[Exercise details]
Write out each record below exactly as it appears, with no pictures.

Entries from a visual dataset:
-.-.-
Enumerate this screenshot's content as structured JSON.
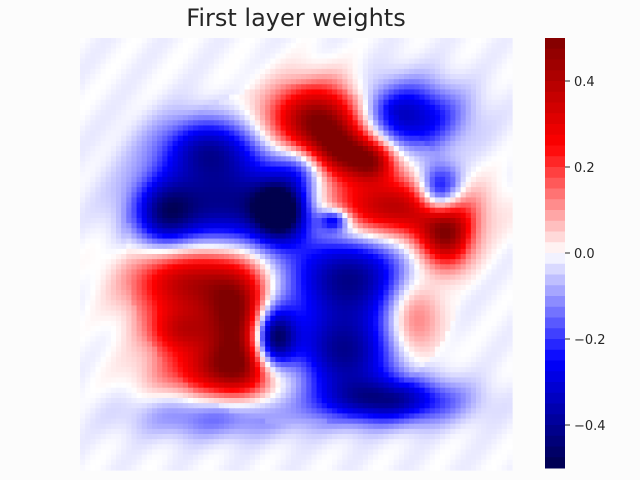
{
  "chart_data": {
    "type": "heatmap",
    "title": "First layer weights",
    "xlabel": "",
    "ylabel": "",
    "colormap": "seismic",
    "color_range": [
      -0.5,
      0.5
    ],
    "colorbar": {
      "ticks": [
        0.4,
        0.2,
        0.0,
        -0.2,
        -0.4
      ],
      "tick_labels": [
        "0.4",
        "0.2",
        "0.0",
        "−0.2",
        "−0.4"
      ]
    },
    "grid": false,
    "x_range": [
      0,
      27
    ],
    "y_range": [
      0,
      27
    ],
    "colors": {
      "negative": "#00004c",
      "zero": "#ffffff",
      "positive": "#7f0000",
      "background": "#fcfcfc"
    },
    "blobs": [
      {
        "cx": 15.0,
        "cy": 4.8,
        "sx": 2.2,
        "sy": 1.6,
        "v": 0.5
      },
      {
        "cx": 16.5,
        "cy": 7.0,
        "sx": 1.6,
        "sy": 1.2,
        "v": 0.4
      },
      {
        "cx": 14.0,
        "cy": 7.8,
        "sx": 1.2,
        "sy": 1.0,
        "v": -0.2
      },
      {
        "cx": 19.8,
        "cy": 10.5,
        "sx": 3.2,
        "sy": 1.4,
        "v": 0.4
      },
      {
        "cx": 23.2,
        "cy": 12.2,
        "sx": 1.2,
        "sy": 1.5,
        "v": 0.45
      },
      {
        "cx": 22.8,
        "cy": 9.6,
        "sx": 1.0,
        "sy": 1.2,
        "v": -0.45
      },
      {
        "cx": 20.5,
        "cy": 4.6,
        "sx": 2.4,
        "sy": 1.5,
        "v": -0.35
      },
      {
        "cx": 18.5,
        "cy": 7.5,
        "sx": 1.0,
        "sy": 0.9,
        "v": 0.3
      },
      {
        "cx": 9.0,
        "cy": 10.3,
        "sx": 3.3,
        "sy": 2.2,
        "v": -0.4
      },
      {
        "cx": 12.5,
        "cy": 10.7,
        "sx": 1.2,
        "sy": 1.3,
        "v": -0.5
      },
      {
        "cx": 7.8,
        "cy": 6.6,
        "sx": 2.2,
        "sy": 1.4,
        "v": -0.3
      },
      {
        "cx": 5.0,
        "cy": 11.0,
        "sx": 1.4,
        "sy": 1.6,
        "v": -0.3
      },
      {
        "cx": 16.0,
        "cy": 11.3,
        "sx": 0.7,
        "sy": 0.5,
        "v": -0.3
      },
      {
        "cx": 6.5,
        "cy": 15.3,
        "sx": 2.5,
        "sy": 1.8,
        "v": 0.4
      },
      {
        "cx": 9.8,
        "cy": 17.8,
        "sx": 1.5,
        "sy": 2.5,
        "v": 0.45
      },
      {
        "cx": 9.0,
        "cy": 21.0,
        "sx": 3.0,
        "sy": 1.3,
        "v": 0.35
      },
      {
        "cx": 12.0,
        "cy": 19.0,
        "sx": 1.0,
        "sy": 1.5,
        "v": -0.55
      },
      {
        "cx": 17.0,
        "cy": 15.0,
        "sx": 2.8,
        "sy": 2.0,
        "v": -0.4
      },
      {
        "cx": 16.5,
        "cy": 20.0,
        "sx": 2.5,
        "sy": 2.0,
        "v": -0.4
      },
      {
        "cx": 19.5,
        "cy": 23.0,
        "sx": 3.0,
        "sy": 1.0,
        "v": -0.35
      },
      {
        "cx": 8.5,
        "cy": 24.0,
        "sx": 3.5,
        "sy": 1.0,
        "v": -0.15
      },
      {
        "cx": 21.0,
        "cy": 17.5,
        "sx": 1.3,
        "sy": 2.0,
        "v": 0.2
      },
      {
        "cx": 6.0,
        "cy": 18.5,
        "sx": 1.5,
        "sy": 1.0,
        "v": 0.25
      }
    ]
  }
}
-.-.-
[Response]
Enumerate this screenshot's content as structured JSON.
{
  "chart_data": {
    "type": "heatmap",
    "title": "First layer weights",
    "xlabel": "",
    "ylabel": "",
    "colormap": "seismic",
    "color_range": [
      -0.5,
      0.5
    ],
    "colorbar": {
      "ticks": [
        0.4,
        0.2,
        0.0,
        -0.2,
        -0.4
      ],
      "tick_labels": [
        "0.4",
        "0.2",
        "0.0",
        "−0.2",
        "−0.4"
      ]
    },
    "grid": false,
    "x_range": [
      0,
      27
    ],
    "y_range": [
      0,
      27
    ],
    "colors": {
      "negative": "#00004c",
      "zero": "#ffffff",
      "positive": "#7f0000",
      "background": "#fcfcfc"
    },
    "blobs": [
      {
        "cx": 15.0,
        "cy": 4.8,
        "sx": 2.2,
        "sy": 1.6,
        "v": 0.5
      },
      {
        "cx": 16.5,
        "cy": 7.0,
        "sx": 1.6,
        "sy": 1.2,
        "v": 0.4
      },
      {
        "cx": 14.0,
        "cy": 7.8,
        "sx": 1.2,
        "sy": 1.0,
        "v": -0.2
      },
      {
        "cx": 19.8,
        "cy": 10.5,
        "sx": 3.2,
        "sy": 1.4,
        "v": 0.4
      },
      {
        "cx": 23.2,
        "cy": 12.2,
        "sx": 1.2,
        "sy": 1.5,
        "v": 0.45
      },
      {
        "cx": 22.8,
        "cy": 9.6,
        "sx": 1.0,
        "sy": 1.2,
        "v": -0.45
      },
      {
        "cx": 20.5,
        "cy": 4.6,
        "sx": 2.4,
        "sy": 1.5,
        "v": -0.35
      },
      {
        "cx": 18.5,
        "cy": 7.5,
        "sx": 1.0,
        "sy": 0.9,
        "v": 0.3
      },
      {
        "cx": 9.0,
        "cy": 10.3,
        "sx": 3.3,
        "sy": 2.2,
        "v": -0.4
      },
      {
        "cx": 12.5,
        "cy": 10.7,
        "sx": 1.2,
        "sy": 1.3,
        "v": -0.5
      },
      {
        "cx": 7.8,
        "cy": 6.6,
        "sx": 2.2,
        "sy": 1.4,
        "v": -0.3
      },
      {
        "cx": 5.0,
        "cy": 11.0,
        "sx": 1.4,
        "sy": 1.6,
        "v": -0.3
      },
      {
        "cx": 16.0,
        "cy": 11.3,
        "sx": 0.7,
        "sy": 0.5,
        "v": -0.3
      },
      {
        "cx": 6.5,
        "cy": 15.3,
        "sx": 2.5,
        "sy": 1.8,
        "v": 0.4
      },
      {
        "cx": 9.8,
        "cy": 17.8,
        "sx": 1.5,
        "sy": 2.5,
        "v": 0.45
      },
      {
        "cx": 9.0,
        "cy": 21.0,
        "sx": 3.0,
        "sy": 1.3,
        "v": 0.35
      },
      {
        "cx": 12.0,
        "cy": 19.0,
        "sx": 1.0,
        "sy": 1.5,
        "v": -0.55
      },
      {
        "cx": 17.0,
        "cy": 15.0,
        "sx": 2.8,
        "sy": 2.0,
        "v": -0.4
      },
      {
        "cx": 16.5,
        "cy": 20.0,
        "sx": 2.5,
        "sy": 2.0,
        "v": -0.4
      },
      {
        "cx": 19.5,
        "cy": 23.0,
        "sx": 3.0,
        "sy": 1.0,
        "v": -0.35
      },
      {
        "cx": 8.5,
        "cy": 24.0,
        "sx": 3.5,
        "sy": 1.0,
        "v": -0.15
      },
      {
        "cx": 21.0,
        "cy": 17.5,
        "sx": 1.3,
        "sy": 2.0,
        "v": 0.2
      },
      {
        "cx": 6.0,
        "cy": 18.5,
        "sx": 1.5,
        "sy": 1.0,
        "v": 0.25
      }
    ]
  }
}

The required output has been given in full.